**Set task**
Filter the entries below, keeping only lines with the word "JSON".

#### Rows

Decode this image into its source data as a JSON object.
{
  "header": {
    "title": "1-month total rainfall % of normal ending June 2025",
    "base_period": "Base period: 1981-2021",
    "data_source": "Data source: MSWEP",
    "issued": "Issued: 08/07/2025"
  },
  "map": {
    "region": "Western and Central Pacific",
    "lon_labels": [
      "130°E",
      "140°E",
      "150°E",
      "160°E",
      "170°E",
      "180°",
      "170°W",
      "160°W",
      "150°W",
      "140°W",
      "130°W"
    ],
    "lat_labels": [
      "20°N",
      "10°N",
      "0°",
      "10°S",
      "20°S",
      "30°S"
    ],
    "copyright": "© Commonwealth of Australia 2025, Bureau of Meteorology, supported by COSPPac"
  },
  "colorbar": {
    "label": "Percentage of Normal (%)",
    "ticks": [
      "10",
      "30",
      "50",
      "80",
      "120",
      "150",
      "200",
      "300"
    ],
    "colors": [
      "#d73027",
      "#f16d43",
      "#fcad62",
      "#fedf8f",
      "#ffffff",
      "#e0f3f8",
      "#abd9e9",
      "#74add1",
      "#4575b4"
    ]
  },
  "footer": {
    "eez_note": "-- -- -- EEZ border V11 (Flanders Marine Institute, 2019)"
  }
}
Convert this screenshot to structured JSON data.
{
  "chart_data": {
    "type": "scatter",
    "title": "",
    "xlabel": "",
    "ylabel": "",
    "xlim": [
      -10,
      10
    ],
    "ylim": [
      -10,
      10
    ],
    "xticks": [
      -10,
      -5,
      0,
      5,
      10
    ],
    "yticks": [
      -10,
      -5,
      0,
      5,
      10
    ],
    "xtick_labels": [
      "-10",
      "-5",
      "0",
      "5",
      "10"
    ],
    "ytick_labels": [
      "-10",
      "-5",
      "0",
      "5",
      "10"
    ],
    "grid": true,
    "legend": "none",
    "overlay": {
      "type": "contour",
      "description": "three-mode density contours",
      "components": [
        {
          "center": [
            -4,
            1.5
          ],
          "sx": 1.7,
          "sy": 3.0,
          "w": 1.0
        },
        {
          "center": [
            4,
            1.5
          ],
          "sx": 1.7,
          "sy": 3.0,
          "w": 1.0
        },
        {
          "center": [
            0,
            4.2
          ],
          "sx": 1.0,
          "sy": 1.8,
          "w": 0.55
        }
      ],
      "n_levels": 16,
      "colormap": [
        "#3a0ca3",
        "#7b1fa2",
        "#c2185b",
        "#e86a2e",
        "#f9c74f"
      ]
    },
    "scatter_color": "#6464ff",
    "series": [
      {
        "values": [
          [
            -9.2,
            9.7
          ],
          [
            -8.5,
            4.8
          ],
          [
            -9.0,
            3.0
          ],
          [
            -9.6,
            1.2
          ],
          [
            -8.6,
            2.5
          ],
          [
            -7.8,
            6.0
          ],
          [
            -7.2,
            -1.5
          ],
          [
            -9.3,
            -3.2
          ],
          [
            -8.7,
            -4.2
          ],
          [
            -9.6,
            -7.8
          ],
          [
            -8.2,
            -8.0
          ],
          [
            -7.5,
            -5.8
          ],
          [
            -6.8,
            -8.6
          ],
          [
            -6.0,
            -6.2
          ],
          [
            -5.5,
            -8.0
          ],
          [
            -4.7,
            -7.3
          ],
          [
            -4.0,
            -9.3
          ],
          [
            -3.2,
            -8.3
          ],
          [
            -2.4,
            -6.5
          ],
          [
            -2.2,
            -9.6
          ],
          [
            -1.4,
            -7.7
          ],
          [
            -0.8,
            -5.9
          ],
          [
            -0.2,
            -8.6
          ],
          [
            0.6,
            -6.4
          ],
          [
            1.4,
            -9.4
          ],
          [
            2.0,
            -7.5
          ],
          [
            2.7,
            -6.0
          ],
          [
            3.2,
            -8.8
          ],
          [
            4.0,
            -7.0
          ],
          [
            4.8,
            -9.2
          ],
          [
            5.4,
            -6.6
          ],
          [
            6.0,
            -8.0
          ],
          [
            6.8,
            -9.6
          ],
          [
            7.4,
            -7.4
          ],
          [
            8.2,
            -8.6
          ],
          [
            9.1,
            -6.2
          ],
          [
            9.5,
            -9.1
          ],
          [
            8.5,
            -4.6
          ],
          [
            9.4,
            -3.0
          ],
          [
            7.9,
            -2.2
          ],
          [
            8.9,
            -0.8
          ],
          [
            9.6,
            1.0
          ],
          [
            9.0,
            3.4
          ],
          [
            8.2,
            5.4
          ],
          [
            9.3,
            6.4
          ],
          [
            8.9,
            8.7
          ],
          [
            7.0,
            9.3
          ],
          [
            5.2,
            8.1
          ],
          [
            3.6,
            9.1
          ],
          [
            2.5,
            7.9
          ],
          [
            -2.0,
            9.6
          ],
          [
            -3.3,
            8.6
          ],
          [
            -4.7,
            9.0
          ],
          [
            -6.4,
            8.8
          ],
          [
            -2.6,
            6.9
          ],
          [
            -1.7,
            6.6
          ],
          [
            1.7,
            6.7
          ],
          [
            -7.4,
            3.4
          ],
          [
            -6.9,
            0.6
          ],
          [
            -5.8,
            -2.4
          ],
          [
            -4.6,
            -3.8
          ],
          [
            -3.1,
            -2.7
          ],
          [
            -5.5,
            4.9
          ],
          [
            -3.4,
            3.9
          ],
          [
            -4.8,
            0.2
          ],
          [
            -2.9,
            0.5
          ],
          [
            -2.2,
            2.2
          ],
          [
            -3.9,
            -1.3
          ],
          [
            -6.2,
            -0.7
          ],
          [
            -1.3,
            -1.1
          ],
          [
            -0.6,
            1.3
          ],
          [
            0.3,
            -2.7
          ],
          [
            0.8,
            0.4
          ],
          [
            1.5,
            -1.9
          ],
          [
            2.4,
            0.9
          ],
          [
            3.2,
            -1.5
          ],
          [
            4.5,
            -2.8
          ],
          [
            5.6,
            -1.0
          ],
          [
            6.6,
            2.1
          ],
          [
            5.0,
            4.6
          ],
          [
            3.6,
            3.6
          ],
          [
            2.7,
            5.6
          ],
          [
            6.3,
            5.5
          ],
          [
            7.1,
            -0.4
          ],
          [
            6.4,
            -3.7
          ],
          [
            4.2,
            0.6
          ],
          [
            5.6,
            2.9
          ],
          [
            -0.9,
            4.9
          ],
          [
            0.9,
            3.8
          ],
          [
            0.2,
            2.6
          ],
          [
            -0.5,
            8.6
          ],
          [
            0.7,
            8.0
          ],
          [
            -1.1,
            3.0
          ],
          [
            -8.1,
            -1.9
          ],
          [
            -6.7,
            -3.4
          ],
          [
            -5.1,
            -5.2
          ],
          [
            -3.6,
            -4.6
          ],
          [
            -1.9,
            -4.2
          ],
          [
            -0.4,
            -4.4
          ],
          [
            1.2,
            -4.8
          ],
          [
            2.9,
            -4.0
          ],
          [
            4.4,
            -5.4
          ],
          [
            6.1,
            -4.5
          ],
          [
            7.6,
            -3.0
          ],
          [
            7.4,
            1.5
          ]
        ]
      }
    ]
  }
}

########

**Problem solution**
Decode this image into its source data as a JSON object.
Convert this screenshot to structured JSON data.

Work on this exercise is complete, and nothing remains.